— start of AVAILABLE RECORDS —

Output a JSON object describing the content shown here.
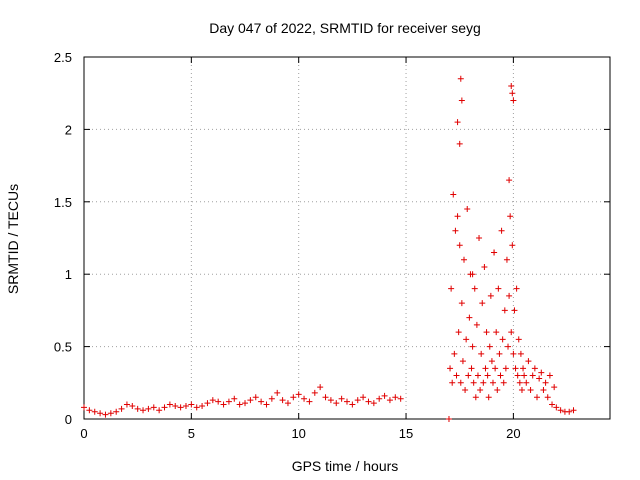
{
  "chart_data": {
    "type": "scatter",
    "title": "Day 047 of 2022, SRMTID for receiver seyg",
    "xlabel": "GPS time / hours",
    "ylabel": "SRMTID / TECUs",
    "xlim": [
      0,
      24.5
    ],
    "ylim": [
      0,
      2.5
    ],
    "xticks": [
      0,
      5,
      10,
      15,
      20
    ],
    "xtick_labels": [
      "0",
      "5",
      "10",
      "15",
      "20"
    ],
    "yticks": [
      0,
      0.5,
      1,
      1.5,
      2,
      2.5
    ],
    "ytick_labels": [
      "0",
      "0.5",
      "1",
      "1.5",
      "2",
      "2.5"
    ],
    "grid": true,
    "marker": "plus",
    "color": "#e00000",
    "series": [
      {
        "name": "SRMTID",
        "x": [
          0.0,
          0.25,
          0.5,
          0.75,
          1.0,
          1.25,
          1.5,
          1.75,
          2.0,
          2.25,
          2.5,
          2.75,
          3.0,
          3.25,
          3.5,
          3.75,
          4.0,
          4.25,
          4.5,
          4.75,
          5.0,
          5.25,
          5.5,
          5.75,
          6.0,
          6.25,
          6.5,
          6.75,
          7.0,
          7.25,
          7.5,
          7.75,
          8.0,
          8.25,
          8.5,
          8.75,
          9.0,
          9.25,
          9.5,
          9.75,
          10.0,
          10.25,
          10.5,
          10.75,
          11.0,
          11.25,
          11.5,
          11.75,
          12.0,
          12.25,
          12.5,
          12.75,
          13.0,
          13.25,
          13.5,
          13.75,
          14.0,
          14.25,
          14.5,
          14.75,
          17.0,
          17.05,
          17.1,
          17.15,
          17.2,
          17.25,
          17.3,
          17.35,
          17.4,
          17.45,
          17.5,
          17.55,
          17.6,
          17.65,
          17.7,
          17.75,
          17.8,
          17.85,
          17.9,
          17.95,
          18.0,
          18.05,
          18.1,
          18.15,
          18.2,
          18.25,
          18.3,
          18.35,
          18.4,
          18.45,
          18.5,
          18.55,
          18.6,
          18.65,
          18.7,
          18.75,
          18.8,
          18.85,
          18.9,
          18.95,
          19.0,
          19.05,
          19.1,
          19.15,
          19.2,
          19.25,
          19.3,
          19.35,
          19.4,
          19.45,
          19.5,
          19.55,
          19.6,
          19.65,
          19.7,
          19.75,
          19.8,
          19.85,
          19.9,
          19.95,
          20.0,
          20.05,
          20.1,
          20.15,
          20.2,
          20.25,
          20.3,
          20.35,
          20.4,
          20.45,
          20.5,
          20.6,
          20.7,
          20.8,
          20.9,
          21.0,
          21.1,
          21.2,
          21.3,
          21.4,
          21.5,
          21.6,
          21.7,
          21.8,
          21.9,
          22.0,
          22.2,
          22.4,
          22.6,
          22.8,
          17.4,
          17.55,
          17.6,
          19.9,
          19.95,
          20.0,
          17.5,
          18.1,
          19.1,
          19.8
        ],
        "y": [
          0.08,
          0.06,
          0.05,
          0.04,
          0.03,
          0.04,
          0.05,
          0.07,
          0.1,
          0.09,
          0.07,
          0.06,
          0.07,
          0.08,
          0.06,
          0.08,
          0.1,
          0.09,
          0.08,
          0.09,
          0.1,
          0.08,
          0.09,
          0.11,
          0.13,
          0.12,
          0.1,
          0.12,
          0.14,
          0.1,
          0.11,
          0.13,
          0.15,
          0.12,
          0.1,
          0.14,
          0.18,
          0.13,
          0.11,
          0.15,
          0.17,
          0.14,
          0.12,
          0.18,
          0.22,
          0.15,
          0.13,
          0.11,
          0.14,
          0.12,
          0.1,
          0.13,
          0.15,
          0.12,
          0.11,
          0.14,
          0.16,
          0.13,
          0.15,
          0.14,
          0.0,
          0.35,
          0.9,
          0.25,
          1.55,
          0.45,
          1.3,
          0.3,
          1.4,
          0.6,
          1.2,
          0.25,
          0.8,
          0.4,
          1.1,
          0.2,
          0.55,
          1.45,
          0.3,
          0.7,
          1.0,
          0.35,
          0.5,
          0.25,
          0.9,
          0.15,
          0.65,
          0.3,
          1.25,
          0.2,
          0.45,
          0.8,
          0.25,
          1.05,
          0.35,
          0.6,
          0.3,
          0.15,
          0.5,
          0.85,
          0.4,
          0.25,
          1.15,
          0.35,
          0.6,
          0.2,
          0.9,
          0.45,
          0.3,
          1.3,
          0.55,
          0.25,
          0.75,
          0.35,
          1.1,
          0.5,
          0.85,
          1.4,
          0.6,
          1.2,
          0.45,
          0.75,
          0.35,
          0.9,
          0.3,
          0.55,
          0.25,
          0.45,
          0.2,
          0.35,
          0.3,
          0.25,
          0.4,
          0.2,
          0.3,
          0.35,
          0.15,
          0.28,
          0.32,
          0.2,
          0.25,
          0.15,
          0.3,
          0.1,
          0.22,
          0.08,
          0.06,
          0.05,
          0.05,
          0.06,
          2.05,
          2.35,
          2.2,
          2.3,
          2.25,
          2.2,
          1.9,
          1.0,
          1.15,
          1.65
        ]
      }
    ]
  }
}
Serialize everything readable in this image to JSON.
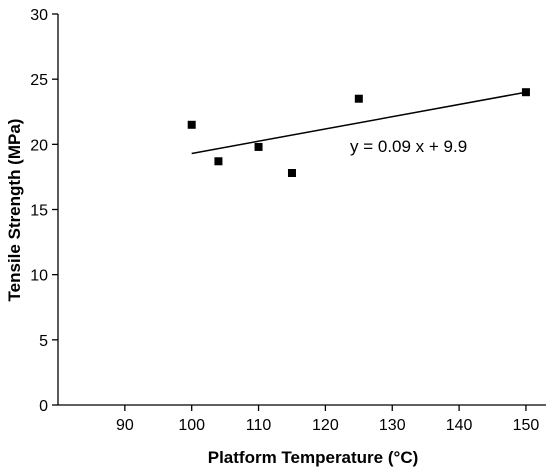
{
  "chart_data": {
    "type": "scatter",
    "xlabel": "Platform Temperature (°C)",
    "ylabel": "Tensile Strength (MPa)",
    "xlim": [
      80,
      153
    ],
    "ylim": [
      0,
      30
    ],
    "xticks": [
      90,
      100,
      110,
      120,
      130,
      140,
      150
    ],
    "yticks": [
      0,
      5,
      10,
      15,
      20,
      25,
      30
    ],
    "grid": false,
    "series": [
      {
        "points": [
          {
            "x": 100,
            "y": 21.5
          },
          {
            "x": 104,
            "y": 18.7
          },
          {
            "x": 110,
            "y": 19.8
          },
          {
            "x": 115,
            "y": 17.8
          },
          {
            "x": 125,
            "y": 23.5
          },
          {
            "x": 150,
            "y": 24.0
          }
        ]
      }
    ],
    "trendline": {
      "x_range": [
        100,
        150
      ],
      "y_range": [
        19.3,
        24.0
      ]
    },
    "annotation": "y = 0.09 x + 9.9"
  }
}
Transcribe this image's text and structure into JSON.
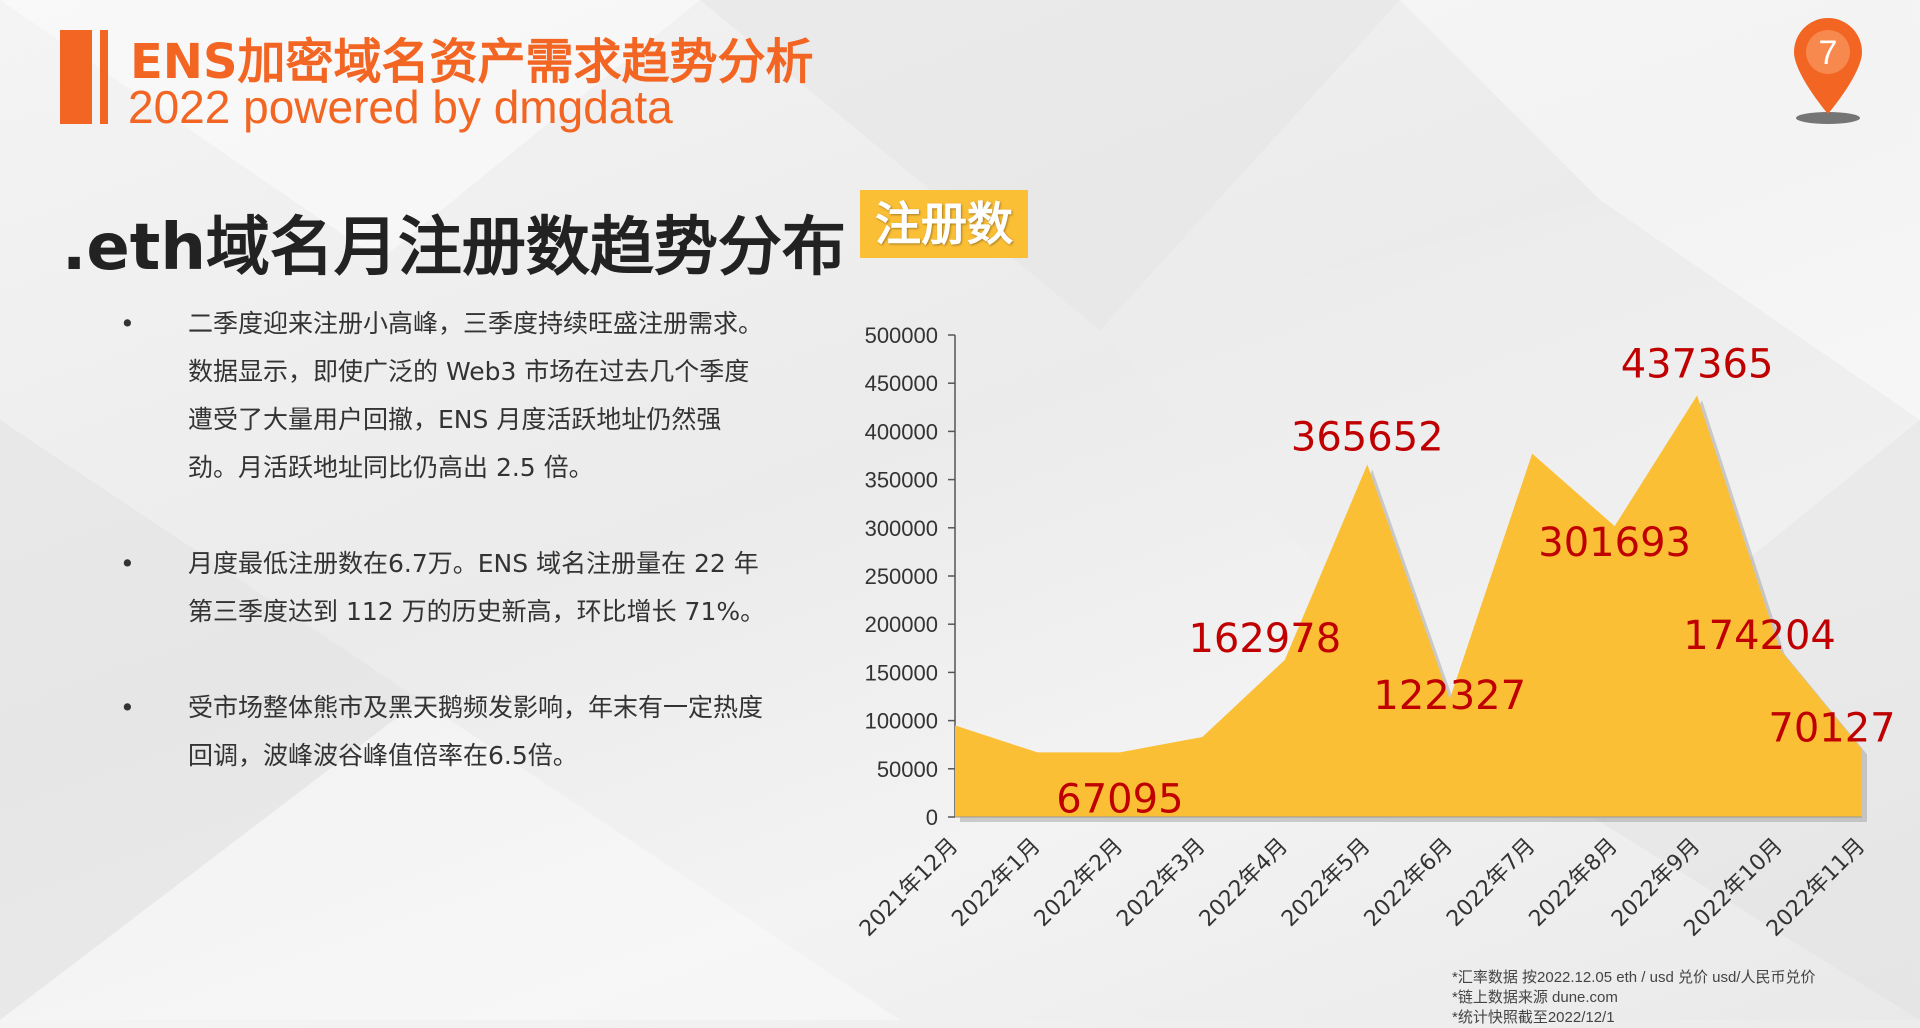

— end of AVAILABLE RECORDS —

TO DO. Pictures appear in the records above. Output everything except them, exactly.

REPLY TO THE EXERCISE.
Output a JSON object describing the content shown here.
{
  "chart_data": {
    "type": "scatter",
    "title": "Day 047 of 2022, SRMTID for receiver seyg",
    "xlabel": "GPS time / hours",
    "ylabel": "SRMTID / TECUs",
    "xlim": [
      0,
      24.5
    ],
    "ylim": [
      0,
      2.5
    ],
    "xticks": [
      0,
      5,
      10,
      15,
      20
    ],
    "xtick_labels": [
      "0",
      "5",
      "10",
      "15",
      "20"
    ],
    "yticks": [
      0,
      0.5,
      1,
      1.5,
      2,
      2.5
    ],
    "ytick_labels": [
      "0",
      "0.5",
      "1",
      "1.5",
      "2",
      "2.5"
    ],
    "grid": true,
    "marker": "plus",
    "color": "#e00000",
    "series": [
      {
        "name": "SRMTID",
        "x": [
          0.0,
          0.25,
          0.5,
          0.75,
          1.0,
          1.25,
          1.5,
          1.75,
          2.0,
          2.25,
          2.5,
          2.75,
          3.0,
          3.25,
          3.5,
          3.75,
          4.0,
          4.25,
          4.5,
          4.75,
          5.0,
          5.25,
          5.5,
          5.75,
          6.0,
          6.25,
          6.5,
          6.75,
          7.0,
          7.25,
          7.5,
          7.75,
          8.0,
          8.25,
          8.5,
          8.75,
          9.0,
          9.25,
          9.5,
          9.75,
          10.0,
          10.25,
          10.5,
          10.75,
          11.0,
          11.25,
          11.5,
          11.75,
          12.0,
          12.25,
          12.5,
          12.75,
          13.0,
          13.25,
          13.5,
          13.75,
          14.0,
          14.25,
          14.5,
          14.75,
          17.0,
          17.05,
          17.1,
          17.15,
          17.2,
          17.25,
          17.3,
          17.35,
          17.4,
          17.45,
          17.5,
          17.55,
          17.6,
          17.65,
          17.7,
          17.75,
          17.8,
          17.85,
          17.9,
          17.95,
          18.0,
          18.05,
          18.1,
          18.15,
          18.2,
          18.25,
          18.3,
          18.35,
          18.4,
          18.45,
          18.5,
          18.55,
          18.6,
          18.65,
          18.7,
          18.75,
          18.8,
          18.85,
          18.9,
          18.95,
          19.0,
          19.05,
          19.1,
          19.15,
          19.2,
          19.25,
          19.3,
          19.35,
          19.4,
          19.45,
          19.5,
          19.55,
          19.6,
          19.65,
          19.7,
          19.75,
          19.8,
          19.85,
          19.9,
          19.95,
          20.0,
          20.05,
          20.1,
          20.15,
          20.2,
          20.25,
          20.3,
          20.35,
          20.4,
          20.45,
          20.5,
          20.6,
          20.7,
          20.8,
          20.9,
          21.0,
          21.1,
          21.2,
          21.3,
          21.4,
          21.5,
          21.6,
          21.7,
          21.8,
          21.9,
          22.0,
          22.2,
          22.4,
          22.6,
          22.8,
          17.4,
          17.55,
          17.6,
          19.9,
          19.95,
          20.0,
          17.5,
          18.1,
          19.1,
          19.8
        ],
        "y": [
          0.08,
          0.06,
          0.05,
          0.04,
          0.03,
          0.04,
          0.05,
          0.07,
          0.1,
          0.09,
          0.07,
          0.06,
          0.07,
          0.08,
          0.06,
          0.08,
          0.1,
          0.09,
          0.08,
          0.09,
          0.1,
          0.08,
          0.09,
          0.11,
          0.13,
          0.12,
          0.1,
          0.12,
          0.14,
          0.1,
          0.11,
          0.13,
          0.15,
          0.12,
          0.1,
          0.14,
          0.18,
          0.13,
          0.11,
          0.15,
          0.17,
          0.14,
          0.12,
          0.18,
          0.22,
          0.15,
          0.13,
          0.11,
          0.14,
          0.12,
          0.1,
          0.13,
          0.15,
          0.12,
          0.11,
          0.14,
          0.16,
          0.13,
          0.15,
          0.14,
          0.0,
          0.35,
          0.9,
          0.25,
          1.55,
          0.45,
          1.3,
          0.3,
          1.4,
          0.6,
          1.2,
          0.25,
          0.8,
          0.4,
          1.1,
          0.2,
          0.55,
          1.45,
          0.3,
          0.7,
          1.0,
          0.35,
          0.5,
          0.25,
          0.9,
          0.15,
          0.65,
          0.3,
          1.25,
          0.2,
          0.45,
          0.8,
          0.25,
          1.05,
          0.35,
          0.6,
          0.3,
          0.15,
          0.5,
          0.85,
          0.4,
          0.25,
          1.15,
          0.35,
          0.6,
          0.2,
          0.9,
          0.45,
          0.3,
          1.3,
          0.55,
          0.25,
          0.75,
          0.35,
          1.1,
          0.5,
          0.85,
          1.4,
          0.6,
          1.2,
          0.45,
          0.75,
          0.35,
          0.9,
          0.3,
          0.55,
          0.25,
          0.45,
          0.2,
          0.35,
          0.3,
          0.25,
          0.4,
          0.2,
          0.3,
          0.35,
          0.15,
          0.28,
          0.32,
          0.2,
          0.25,
          0.15,
          0.3,
          0.1,
          0.22,
          0.08,
          0.06,
          0.05,
          0.05,
          0.06,
          2.05,
          2.35,
          2.2,
          2.3,
          2.25,
          2.2,
          1.9,
          1.0,
          1.15,
          1.65
        ]
      }
    ]
  }
}
Serialize everything readable in this image to JSON.
{
  "chart_data": {
    "type": "scatter",
    "xlabel": "Platform Temperature (°C)",
    "ylabel": "Tensile Strength (MPa)",
    "xlim": [
      80,
      153
    ],
    "ylim": [
      0,
      30
    ],
    "xticks": [
      90,
      100,
      110,
      120,
      130,
      140,
      150
    ],
    "yticks": [
      0,
      5,
      10,
      15,
      20,
      25,
      30
    ],
    "grid": false,
    "series": [
      {
        "points": [
          {
            "x": 100,
            "y": 21.5
          },
          {
            "x": 104,
            "y": 18.7
          },
          {
            "x": 110,
            "y": 19.8
          },
          {
            "x": 115,
            "y": 17.8
          },
          {
            "x": 125,
            "y": 23.5
          },
          {
            "x": 150,
            "y": 24.0
          }
        ]
      }
    ],
    "trendline": {
      "x_range": [
        100,
        150
      ],
      "y_range": [
        19.3,
        24.0
      ]
    },
    "annotation": "y = 0.09 x + 9.9"
  }
}
Transcribe this image's text and structure into JSON.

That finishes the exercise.